» Exercise
Locate the word "JSON" in the entries below, then gather every line that holds it.

» Given records
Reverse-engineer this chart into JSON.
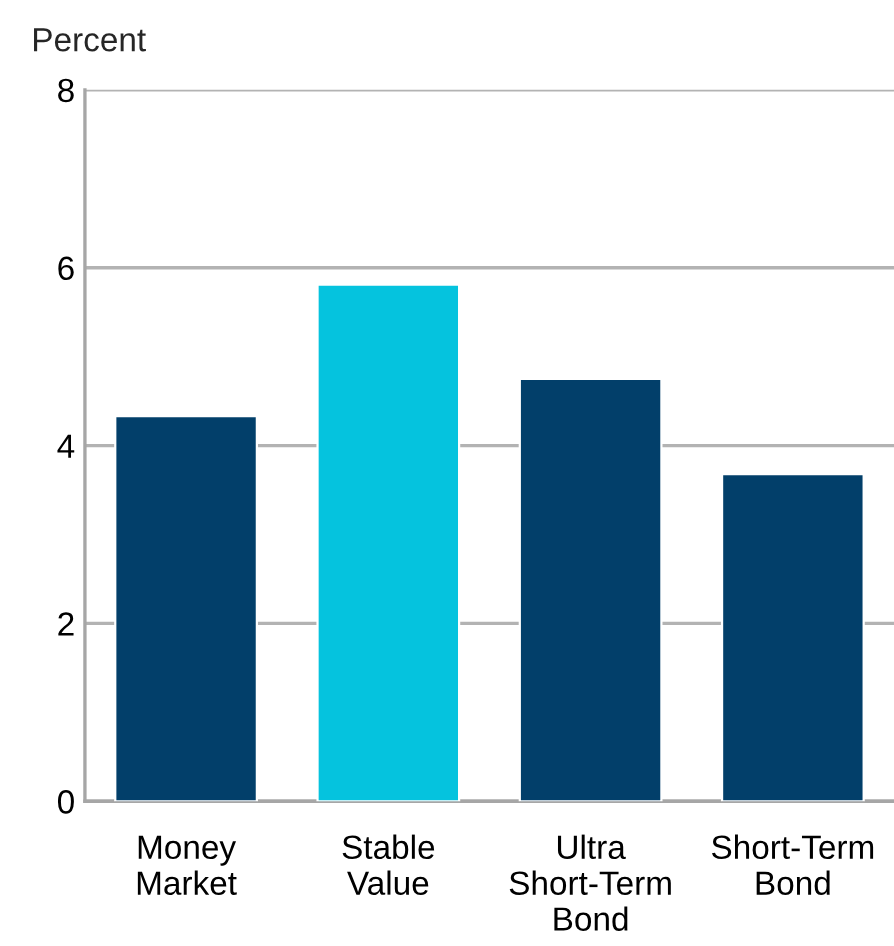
{
  "chart_data": {
    "type": "bar",
    "ylabel": "Percent",
    "categories": [
      "Money\nMarket",
      "Stable\nValue",
      "Ultra\nShort-Term\nBond",
      "Short-Term\nBond"
    ],
    "values": [
      4.33,
      5.81,
      4.75,
      3.68
    ],
    "colors": [
      "#023f6a",
      "#05c3de",
      "#023f6a",
      "#023f6a"
    ],
    "ylim": [
      0,
      8
    ],
    "yticks": [
      0,
      2,
      4,
      6,
      8
    ],
    "grid": "y",
    "legend": false
  }
}
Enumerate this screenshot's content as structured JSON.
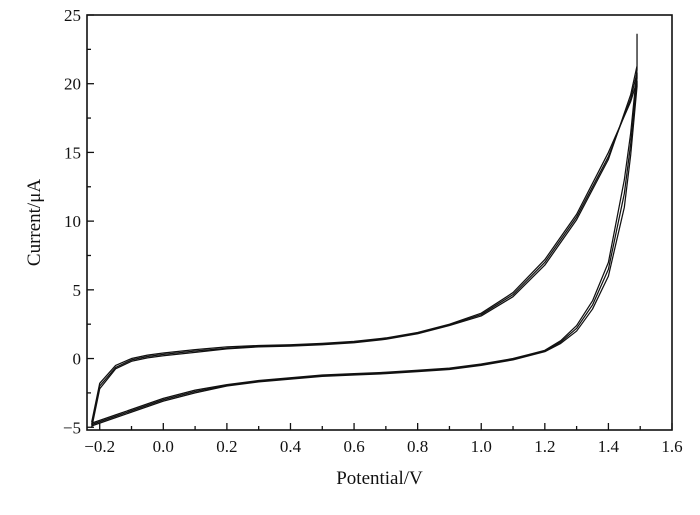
{
  "chart_data": {
    "type": "line",
    "title": "",
    "xlabel": "Potential/V",
    "ylabel": "Current/μA",
    "xlim": [
      -0.24,
      1.6
    ],
    "ylim": [
      -5.2,
      25
    ],
    "xticks": [
      -0.2,
      0.0,
      0.2,
      0.4,
      0.6,
      0.8,
      1.0,
      1.2,
      1.4,
      1.6
    ],
    "xtick_labels": [
      "−0.2",
      "0.0",
      "0.2",
      "0.4",
      "0.6",
      "0.8",
      "1.0",
      "1.2",
      "1.4",
      "1.6"
    ],
    "yticks": [
      -5,
      0,
      5,
      10,
      15,
      20,
      25
    ],
    "ytick_labels": [
      "−5",
      "0",
      "5",
      "10",
      "15",
      "20",
      "25"
    ],
    "grid": false,
    "legend": "none",
    "line_color": "#111111",
    "series": [
      {
        "x": [
          -0.225,
          -0.2,
          -0.15,
          -0.1,
          -0.05,
          0.0,
          0.1,
          0.2,
          0.3,
          0.4,
          0.5,
          0.6,
          0.7,
          0.8,
          0.9,
          1.0,
          1.1,
          1.2,
          1.3,
          1.4,
          1.47,
          1.49,
          1.49,
          1.47,
          1.45,
          1.4,
          1.35,
          1.3,
          1.25,
          1.2,
          1.15,
          1.1,
          1.0,
          0.9,
          0.8,
          0.7,
          0.6,
          0.5,
          0.4,
          0.3,
          0.2,
          0.1,
          0.0,
          -0.1,
          -0.15,
          -0.2,
          -0.225
        ],
        "y": [
          -4.6,
          -1.8,
          -0.5,
          0.0,
          0.25,
          0.4,
          0.65,
          0.85,
          0.95,
          1.0,
          1.1,
          1.25,
          1.5,
          1.9,
          2.5,
          3.3,
          4.8,
          7.2,
          10.5,
          15.0,
          18.7,
          20.2,
          19.8,
          14.8,
          11.0,
          6.0,
          3.6,
          2.0,
          1.1,
          0.5,
          0.2,
          -0.1,
          -0.5,
          -0.8,
          -0.95,
          -1.1,
          -1.2,
          -1.3,
          -1.5,
          -1.7,
          -2.0,
          -2.5,
          -3.1,
          -3.9,
          -4.3,
          -4.7,
          -4.9
        ]
      },
      {
        "x": [
          -0.225,
          -0.2,
          -0.15,
          -0.1,
          -0.05,
          0.0,
          0.1,
          0.2,
          0.3,
          0.4,
          0.5,
          0.6,
          0.7,
          0.8,
          0.9,
          1.0,
          1.1,
          1.2,
          1.3,
          1.4,
          1.47,
          1.49,
          1.49,
          1.47,
          1.45,
          1.4,
          1.35,
          1.3,
          1.25,
          1.2,
          1.15,
          1.1,
          1.0,
          0.9,
          0.8,
          0.7,
          0.6,
          0.5,
          0.4,
          0.3,
          0.2,
          0.1,
          0.0,
          -0.1,
          -0.15,
          -0.2,
          -0.225
        ],
        "y": [
          -4.8,
          -2.0,
          -0.65,
          -0.1,
          0.15,
          0.3,
          0.55,
          0.75,
          0.9,
          0.95,
          1.05,
          1.2,
          1.45,
          1.85,
          2.45,
          3.2,
          4.65,
          7.0,
          10.3,
          14.7,
          18.9,
          20.8,
          20.4,
          15.6,
          12.0,
          6.5,
          3.9,
          2.2,
          1.2,
          0.55,
          0.25,
          -0.05,
          -0.45,
          -0.75,
          -0.9,
          -1.05,
          -1.15,
          -1.25,
          -1.45,
          -1.65,
          -1.95,
          -2.4,
          -3.0,
          -3.8,
          -4.2,
          -4.6,
          -4.8
        ]
      },
      {
        "x": [
          -0.225,
          -0.2,
          -0.15,
          -0.1,
          -0.05,
          0.0,
          0.1,
          0.2,
          0.3,
          0.4,
          0.5,
          0.6,
          0.7,
          0.8,
          0.9,
          1.0,
          1.1,
          1.2,
          1.3,
          1.4,
          1.47,
          1.49,
          1.49,
          1.49,
          1.47,
          1.45,
          1.4,
          1.35,
          1.3,
          1.25,
          1.2,
          1.15,
          1.1,
          1.0,
          0.9,
          0.8,
          0.7,
          0.6,
          0.5,
          0.4,
          0.3,
          0.2,
          0.1,
          0.0,
          -0.1,
          -0.15,
          -0.2,
          -0.225
        ],
        "y": [
          -5.0,
          -2.2,
          -0.75,
          -0.2,
          0.05,
          0.2,
          0.45,
          0.7,
          0.85,
          0.9,
          1.0,
          1.15,
          1.4,
          1.8,
          2.4,
          3.1,
          4.5,
          6.8,
          10.1,
          14.5,
          19.2,
          21.3,
          23.6,
          21.0,
          16.4,
          13.0,
          7.0,
          4.2,
          2.4,
          1.3,
          0.6,
          0.3,
          0.0,
          -0.4,
          -0.7,
          -0.85,
          -1.0,
          -1.1,
          -1.2,
          -1.4,
          -1.6,
          -1.9,
          -2.3,
          -2.9,
          -3.7,
          -4.1,
          -4.5,
          -4.7
        ]
      }
    ]
  }
}
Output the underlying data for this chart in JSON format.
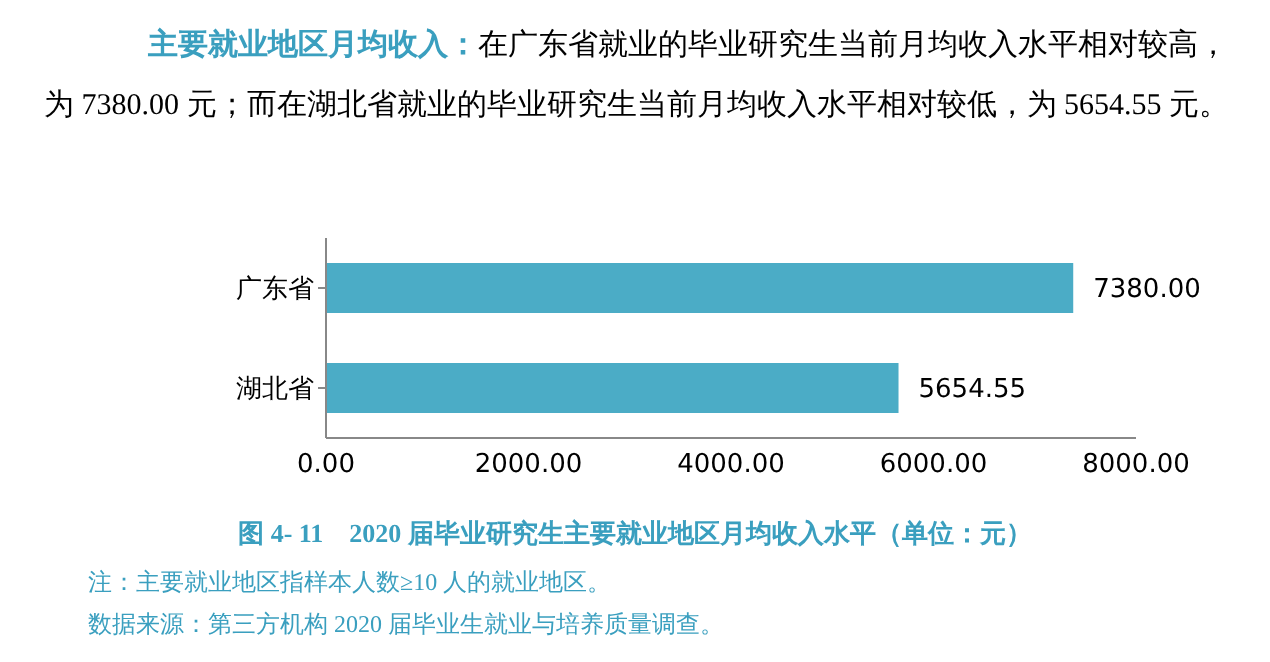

» Reply
Reverse-engineer this chart into JSON.
Enumerate this screenshot's content as structured JSON.
Output the underlying data for this chart in JSON format.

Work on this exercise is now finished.